§ Task description
Please copy the data below line for line without changing anything, and leave out the pictures.

+ + + + + + +

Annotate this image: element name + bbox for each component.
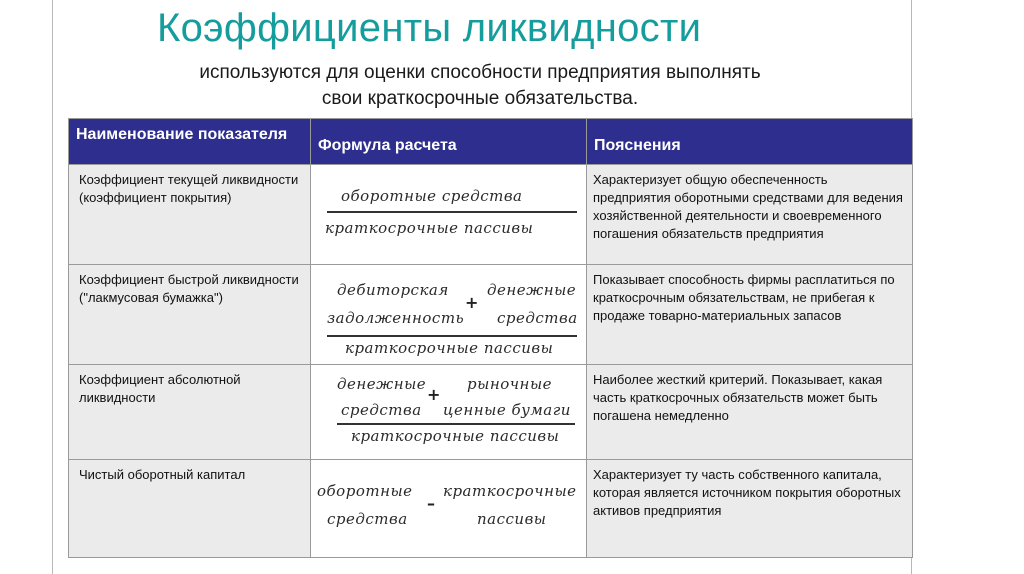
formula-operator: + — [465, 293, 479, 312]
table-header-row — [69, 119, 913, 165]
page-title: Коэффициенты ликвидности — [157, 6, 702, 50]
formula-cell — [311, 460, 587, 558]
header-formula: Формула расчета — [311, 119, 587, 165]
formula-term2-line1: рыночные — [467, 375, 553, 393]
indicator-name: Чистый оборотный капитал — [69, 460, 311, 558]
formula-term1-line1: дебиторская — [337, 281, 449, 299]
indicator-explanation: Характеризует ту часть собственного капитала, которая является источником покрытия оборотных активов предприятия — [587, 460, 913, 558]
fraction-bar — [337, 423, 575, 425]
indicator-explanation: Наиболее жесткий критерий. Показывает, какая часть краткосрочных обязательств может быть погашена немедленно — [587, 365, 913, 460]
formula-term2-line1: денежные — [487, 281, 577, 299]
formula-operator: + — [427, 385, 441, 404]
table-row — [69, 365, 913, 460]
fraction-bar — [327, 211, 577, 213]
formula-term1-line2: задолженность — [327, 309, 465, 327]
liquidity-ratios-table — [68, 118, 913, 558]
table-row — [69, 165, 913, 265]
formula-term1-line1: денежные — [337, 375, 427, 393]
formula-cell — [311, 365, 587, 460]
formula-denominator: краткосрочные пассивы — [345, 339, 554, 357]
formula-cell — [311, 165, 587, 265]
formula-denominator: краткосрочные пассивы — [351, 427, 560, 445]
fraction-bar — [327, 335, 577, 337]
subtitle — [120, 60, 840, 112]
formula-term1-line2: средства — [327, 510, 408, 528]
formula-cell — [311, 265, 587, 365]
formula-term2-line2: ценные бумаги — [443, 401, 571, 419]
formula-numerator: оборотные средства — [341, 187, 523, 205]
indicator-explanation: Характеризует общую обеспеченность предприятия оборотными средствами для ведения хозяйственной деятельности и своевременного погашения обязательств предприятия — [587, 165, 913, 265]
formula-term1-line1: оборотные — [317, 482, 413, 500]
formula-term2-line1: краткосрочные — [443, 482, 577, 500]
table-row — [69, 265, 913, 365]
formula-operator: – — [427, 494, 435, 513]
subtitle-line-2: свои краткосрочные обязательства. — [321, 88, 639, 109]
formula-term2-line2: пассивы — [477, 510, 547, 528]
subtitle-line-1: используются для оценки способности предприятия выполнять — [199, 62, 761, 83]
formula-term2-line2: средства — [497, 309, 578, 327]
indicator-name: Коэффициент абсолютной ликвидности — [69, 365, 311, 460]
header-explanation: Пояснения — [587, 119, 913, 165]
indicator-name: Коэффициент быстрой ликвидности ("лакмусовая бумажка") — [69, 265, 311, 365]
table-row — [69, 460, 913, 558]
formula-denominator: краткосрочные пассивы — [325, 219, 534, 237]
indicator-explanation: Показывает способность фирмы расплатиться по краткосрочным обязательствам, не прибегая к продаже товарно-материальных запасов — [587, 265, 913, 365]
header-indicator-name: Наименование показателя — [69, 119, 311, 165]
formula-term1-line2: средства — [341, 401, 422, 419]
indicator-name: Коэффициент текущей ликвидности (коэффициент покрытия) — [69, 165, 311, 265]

+ + + + + + +

§ Response for this exercise
Annotate this image: element name + bbox for each component.
formula-operator: + — [465, 293, 479, 312]
table-header-row — [69, 119, 913, 165]
page-title: Коэффициенты ликвидности — [157, 6, 702, 50]
formula-cell — [311, 460, 587, 558]
header-formula: Формула расчета — [311, 119, 587, 165]
formula-term2-line1: рыночные — [467, 375, 553, 393]
indicator-name: Чистый оборотный капитал — [69, 460, 311, 558]
formula-term1-line1: дебиторская — [337, 281, 449, 299]
indicator-explanation: Характеризует ту часть собственного капитала, которая является источником покрытия оборотных активов предприятия — [587, 460, 913, 558]
fraction-bar — [337, 423, 575, 425]
indicator-explanation: Наиболее жесткий критерий. Показывает, какая часть краткосрочных обязательств может быть погашена немедленно — [587, 365, 913, 460]
formula-term2-line1: денежные — [487, 281, 577, 299]
formula-operator: + — [427, 385, 441, 404]
table-row — [69, 365, 913, 460]
fraction-bar — [327, 211, 577, 213]
formula-term1-line2: задолженность — [327, 309, 465, 327]
liquidity-ratios-table — [68, 118, 913, 558]
table-row — [69, 165, 913, 265]
formula-term1-line1: денежные — [337, 375, 427, 393]
formula-cell — [311, 365, 587, 460]
formula-denominator: краткосрочные пассивы — [345, 339, 554, 357]
formula-cell — [311, 165, 587, 265]
formula-denominator: краткосрочные пассивы — [351, 427, 560, 445]
fraction-bar — [327, 335, 577, 337]
subtitle — [120, 60, 840, 112]
formula-term1-line2: средства — [327, 510, 408, 528]
formula-cell — [311, 265, 587, 365]
formula-term2-line2: ценные бумаги — [443, 401, 571, 419]
formula-numerator: оборотные средства — [341, 187, 523, 205]
indicator-explanation: Характеризует общую обеспеченность предприятия оборотными средствами для ведения хозяйственной деятельности и своевременного погашения обязательств предприятия — [587, 165, 913, 265]
formula-term1-line1: оборотные — [317, 482, 413, 500]
formula-term2-line1: краткосрочные — [443, 482, 577, 500]
table-row — [69, 265, 913, 365]
formula-operator: – — [427, 494, 435, 513]
subtitle-line-2: свои краткосрочные обязательства. — [321, 88, 639, 109]
formula-term2-line2: пассивы — [477, 510, 547, 528]
subtitle-line-1: используются для оценки способности предприятия выполнять — [199, 62, 761, 83]
formula-term2-line2: средства — [497, 309, 578, 327]
indicator-name: Коэффициент абсолютной ликвидности — [69, 365, 311, 460]
header-explanation: Пояснения — [587, 119, 913, 165]
indicator-name: Коэффициент быстрой ликвидности ("лакмусовая бумажка") — [69, 265, 311, 365]
table-row — [69, 460, 913, 558]
formula-denominator: краткосрочные пассивы — [325, 219, 534, 237]
indicator-explanation: Показывает способность фирмы расплатиться по краткосрочным обязательствам, не прибегая к продаже товарно-материальных запасов — [587, 265, 913, 365]
header-indicator-name: Наименование показателя — [69, 119, 311, 165]
formula-term1-line2: средства — [341, 401, 422, 419]
indicator-name: Коэффициент текущей ликвидности (коэффициент покрытия) — [69, 165, 311, 265]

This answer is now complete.